> TEXTO DE ORIGEM:
• • • •

22 junho 2007

Causos do mercado de quadrinhos

Dois anos atrás, no meio de uma conversa informal num evento de quadrinhos, um editor que respeito bastante e com quem já trabalhei mandou uma "farpa" pra cima de mim. Disse que achava um erro falar mal desta ou daquela revista (se referia, lógico, às resenhas do Universo HQ), pois os comentários podiam fazer com que o leitor não comprasse a edição.

Além disso, falou que o mercado de quadrinhos era pequeno e tinha mais é que ser valorizado, que se deveria apenas enaltecer as coisas boas.

Nem preciso dizer que discordei completamente, né?

Primeiro, falei que o UHQ era um site jornalístico independente e, por isso, as análises de meus colaboradores sempre trariam suas opiniões - boas ou ruins - sobre as obras de qualquer editora, inclusive aquelas em que trabalhei ou prestei serviços.

Em seguida, disse que se uma crítica negativa nossa derrubava as vendas, então quando falávamos bem de determinado quadrinho deveríamos pedir participação nos lucros da editora? Afinal, pela lógica dele, elevaríamos as vendas.

Claro que não funciona assim. E nem deve.

O papo acabou por aí. Tenho certeza de que ele continua não concordando comigo, mas esta é uma posição da qual simplesmente não abro mão.

7 comentários:

Eduardo Nasi disse...

Pra começar, o mercado brasileiro podia ser valorizado com edições mais cuidadas, com uma melhor seleção de material. Assim sendo, as críticas seriam melhores e motivariam mais gente a comprar as revistas.

Amalio disse...

Meu, o cara pensa que é deputado e tá em Brasília. Muito sem noção. E viva Renan Calheiros!

Márcio disse...

Sidney,

Eu acrescentaria mais um argumento aos seus: se fizerem um balanço geral dos reviews, a imensa maioria deve ter no mínimo três estrelas (balões). Isso prova que as pessoas que criticam na seção são tão apaixonadas por quadrinhos que querem ver a qualidade das revistas e histórias crescer, mas não deixam de ressaltar as virtudes das publicações quando estas existem.

Abraços!

Sidney Gusman disse...

É por aí, Márcio. Mas o mais espantoso é que algumas pessoas acham que só se pode elogiar; criticar é proibido.

Aí é brincadeira!

fernandovitihq disse...

Caro Sidney,

Não é comentário engraçadinho, não.Acredito que um review negativo até chama atenção de uma publicação.
Uma hq não vende pelos motivos de sempre: preço,roteiro, desenhista,formato, impressão e, até mesmo, o caráter anacrônico do personagem.
A crítica serve antes de mais nada ao debate sobre a proposta dos autores da HQ.

Guilherme Veneziani disse...

Perfeita sua posição Sidney!
A independência acima de tudo! Acredito que credibilidade do UHQ foi conquistada justamente por isso, não por críticas negativas, mas por críticas justas. Já cheguei a discordar de algumas resenhas, mas nem por isso deixei de lê-las. E já comprei revista mesmo lendo uma crítica negativa. Na minha modesta opinião, a crítica, em qualquer ramo de trabalho, só nos motiva a realizar um trabalho cada vez melhor. Levar para o lado pessoal só serve para deturpar o próprio julgamento e os erros continuam. Este tipo de patrulhamento é nocivo ao mercado. Uma pena.

Marcelo Tavela disse...

Que coisa ridícula. Contrata assessor de imprensa, então.

O que derruba venda não é resenha ruim, mas o material ruim que já está lá.

• • • •

> CONJUNTO DE DADOS:
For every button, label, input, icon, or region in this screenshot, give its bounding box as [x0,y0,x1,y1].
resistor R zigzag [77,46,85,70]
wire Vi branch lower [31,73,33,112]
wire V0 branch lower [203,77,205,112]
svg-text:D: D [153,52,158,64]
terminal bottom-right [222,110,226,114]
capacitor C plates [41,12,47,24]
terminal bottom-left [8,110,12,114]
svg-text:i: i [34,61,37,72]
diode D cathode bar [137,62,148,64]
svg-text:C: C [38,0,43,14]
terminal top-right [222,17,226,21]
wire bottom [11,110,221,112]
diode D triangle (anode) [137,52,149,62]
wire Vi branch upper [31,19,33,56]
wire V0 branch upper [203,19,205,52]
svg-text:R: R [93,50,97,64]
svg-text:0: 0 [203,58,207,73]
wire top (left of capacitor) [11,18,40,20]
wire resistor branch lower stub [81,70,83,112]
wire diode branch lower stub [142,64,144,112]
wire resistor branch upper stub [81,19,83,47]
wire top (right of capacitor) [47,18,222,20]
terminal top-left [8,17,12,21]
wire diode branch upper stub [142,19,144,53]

• • • •

> TAREFAS E EXERCÍCIOS:
1. De acordo com o texto de origem, como o autor descreveu o UHQ ao editor?
2. Substitua "site jornalístico" por "portal jornalístico" no trecho do texto de origem que se inicia com as palavras que contêm "Além disso, falou" e se encerra em "ou prestei serviços.", reproduzindo-o com essa alteração.

> CONJUNTO DE RESPOSTAS:
1. Como um site jornalístico independente.

2.
Além disso, falou que o mercado de quadrinhos era pequeno e tinha mais é que ser valorizado, que se deveria apenas enaltecer as coisas boas.

Nem preciso dizer que discordei completamente, né?

Primeiro, falei que o UHQ era um portal jornalístico independente e, por isso, as análises de meus colaboradores sempre trariam suas opiniões - boas ou ruins - sobre as obras de qualquer editora, inclusive aquelas em que trabalhei ou prestei serviços.